Reputation: 1156
I have recently become aware that when using a UITableView, I should be managing all my cells' data outside of the actual cell objects (to "persist" my data since cells are reused). Then, when I need to provide a cell to my tableview in my cellForRowAt
method, I simply set that "persisted" data to my reused cell.
However, I am confused specifically on how to store changes in user-interaction UIelements in my cells? (For example, if a UILabel's alpha value changes from a default 1.0 to a new value of 0.5)
Here are a couple possible ideas I've had (which I'm not convinced are correct, so any critiques or suggestions are welcome):
Replicate each IBOutlet variable of the cell entirely in the cell's data model (meaning I would have a UILabel in the UITableViewCell, and a persisted copy in my CellModel). Then I can just copy these entire variables back to the cell in the cellForRowAt
method. However, this seems kind of redundant and a waste of memory.
Just record the specific change in my cell' model. For example, if an alpha value of a UILabel changes, just record that specific new alpha value, not the whole UILabel. However, the problem/confusion I'm seeing with this is that it seems like I might be recording a lot of things for just one element (if more than just an alpha changes for a particular element). I am also confused on how I should actually implement this (so maybe this could be a lot easier than I'm visualizing?).
Appreciate the guidance
ps. I use storyboard
Upvotes: 0
Views: 62
Reputation: 4376
There should never be a case where you would need to store UITableViewCell
UI variable state inside cell data model, you can do it tho, but it is highly discouraged.
Usually your UI state (not only UITableViewCell
s, any UI element) depends on some data model it represents. So, in your case, data model of a cell could have a boolean/enum or whatever else to represent a state of a cell and you could compose your UITableViewCell
's depending on their data model states.

EXTRACTED RECORDS:
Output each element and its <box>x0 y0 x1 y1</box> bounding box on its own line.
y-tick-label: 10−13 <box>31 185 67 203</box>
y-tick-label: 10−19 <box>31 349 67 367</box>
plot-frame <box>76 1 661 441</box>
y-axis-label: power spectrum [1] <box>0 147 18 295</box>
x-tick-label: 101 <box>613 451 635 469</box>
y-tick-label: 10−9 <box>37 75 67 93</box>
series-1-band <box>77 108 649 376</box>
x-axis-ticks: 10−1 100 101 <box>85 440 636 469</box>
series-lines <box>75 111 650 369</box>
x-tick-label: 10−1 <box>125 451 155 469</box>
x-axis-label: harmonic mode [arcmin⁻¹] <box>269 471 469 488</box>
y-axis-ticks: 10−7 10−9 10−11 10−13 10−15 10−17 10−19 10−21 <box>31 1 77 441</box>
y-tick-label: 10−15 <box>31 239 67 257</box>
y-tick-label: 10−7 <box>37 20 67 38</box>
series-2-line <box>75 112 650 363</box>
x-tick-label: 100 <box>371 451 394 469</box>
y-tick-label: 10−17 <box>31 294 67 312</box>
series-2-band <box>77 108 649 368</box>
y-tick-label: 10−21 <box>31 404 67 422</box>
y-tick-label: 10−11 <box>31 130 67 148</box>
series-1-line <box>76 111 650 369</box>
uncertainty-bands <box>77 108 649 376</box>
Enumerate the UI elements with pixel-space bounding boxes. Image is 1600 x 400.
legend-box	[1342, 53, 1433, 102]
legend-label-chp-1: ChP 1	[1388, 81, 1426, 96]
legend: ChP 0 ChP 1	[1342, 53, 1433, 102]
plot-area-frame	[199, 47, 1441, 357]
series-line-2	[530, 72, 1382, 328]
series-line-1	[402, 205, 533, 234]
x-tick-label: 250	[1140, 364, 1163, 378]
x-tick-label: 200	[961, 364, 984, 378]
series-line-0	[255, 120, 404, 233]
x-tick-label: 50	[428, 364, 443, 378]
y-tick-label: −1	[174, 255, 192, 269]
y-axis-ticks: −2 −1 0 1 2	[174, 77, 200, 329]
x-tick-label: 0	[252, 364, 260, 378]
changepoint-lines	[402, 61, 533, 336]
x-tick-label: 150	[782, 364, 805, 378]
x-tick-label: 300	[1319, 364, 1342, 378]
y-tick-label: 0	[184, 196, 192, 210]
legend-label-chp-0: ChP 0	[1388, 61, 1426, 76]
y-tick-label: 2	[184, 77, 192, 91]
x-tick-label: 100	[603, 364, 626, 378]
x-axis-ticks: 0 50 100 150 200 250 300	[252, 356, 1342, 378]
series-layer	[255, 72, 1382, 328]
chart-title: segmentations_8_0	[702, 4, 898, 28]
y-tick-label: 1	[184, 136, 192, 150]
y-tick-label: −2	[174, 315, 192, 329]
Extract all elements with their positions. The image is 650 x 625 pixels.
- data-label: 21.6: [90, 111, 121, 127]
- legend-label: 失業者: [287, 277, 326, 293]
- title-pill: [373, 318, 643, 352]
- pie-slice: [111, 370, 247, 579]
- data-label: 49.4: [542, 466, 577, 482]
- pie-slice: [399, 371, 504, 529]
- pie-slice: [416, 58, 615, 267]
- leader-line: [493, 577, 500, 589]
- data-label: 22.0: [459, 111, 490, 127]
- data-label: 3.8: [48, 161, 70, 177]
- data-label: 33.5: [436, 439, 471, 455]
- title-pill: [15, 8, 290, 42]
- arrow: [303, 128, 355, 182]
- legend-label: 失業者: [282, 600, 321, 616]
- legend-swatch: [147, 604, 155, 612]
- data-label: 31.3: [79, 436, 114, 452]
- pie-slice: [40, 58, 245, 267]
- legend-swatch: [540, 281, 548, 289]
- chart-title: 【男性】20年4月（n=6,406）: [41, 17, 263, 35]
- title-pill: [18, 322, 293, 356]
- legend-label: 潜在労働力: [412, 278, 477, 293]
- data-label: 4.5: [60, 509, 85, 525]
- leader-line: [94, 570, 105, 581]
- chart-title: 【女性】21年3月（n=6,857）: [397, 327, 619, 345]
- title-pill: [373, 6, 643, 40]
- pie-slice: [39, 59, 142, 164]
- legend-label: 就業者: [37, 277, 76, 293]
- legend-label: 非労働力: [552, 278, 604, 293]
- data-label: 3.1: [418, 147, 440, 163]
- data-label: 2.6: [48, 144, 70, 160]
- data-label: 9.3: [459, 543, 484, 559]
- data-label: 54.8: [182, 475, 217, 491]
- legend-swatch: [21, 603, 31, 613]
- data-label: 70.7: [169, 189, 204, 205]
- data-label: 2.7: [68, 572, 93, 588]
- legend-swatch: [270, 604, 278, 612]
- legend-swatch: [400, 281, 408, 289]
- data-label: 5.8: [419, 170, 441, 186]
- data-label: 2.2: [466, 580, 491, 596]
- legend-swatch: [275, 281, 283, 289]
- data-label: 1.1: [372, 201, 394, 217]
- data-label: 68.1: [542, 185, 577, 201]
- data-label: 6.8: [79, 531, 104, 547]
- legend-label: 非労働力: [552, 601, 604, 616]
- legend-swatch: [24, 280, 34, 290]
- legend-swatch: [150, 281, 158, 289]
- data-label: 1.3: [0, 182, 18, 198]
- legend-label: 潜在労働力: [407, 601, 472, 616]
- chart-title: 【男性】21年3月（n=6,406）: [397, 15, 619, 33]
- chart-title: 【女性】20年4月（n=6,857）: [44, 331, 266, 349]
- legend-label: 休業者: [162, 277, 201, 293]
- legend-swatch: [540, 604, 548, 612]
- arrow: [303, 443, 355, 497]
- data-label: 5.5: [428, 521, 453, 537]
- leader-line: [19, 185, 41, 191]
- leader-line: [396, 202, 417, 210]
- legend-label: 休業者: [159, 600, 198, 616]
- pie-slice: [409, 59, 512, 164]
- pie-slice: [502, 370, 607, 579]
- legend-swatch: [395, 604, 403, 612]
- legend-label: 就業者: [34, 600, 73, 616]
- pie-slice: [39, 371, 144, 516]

ASSIGNMENT: From the document text, list each distinct class name that starts with "UI" followed by an uppercase letter. The listing stands apart from the document text and isn't part of it.

EXPECTED OUTPUT: UITableView, UILabel, UITableViewCell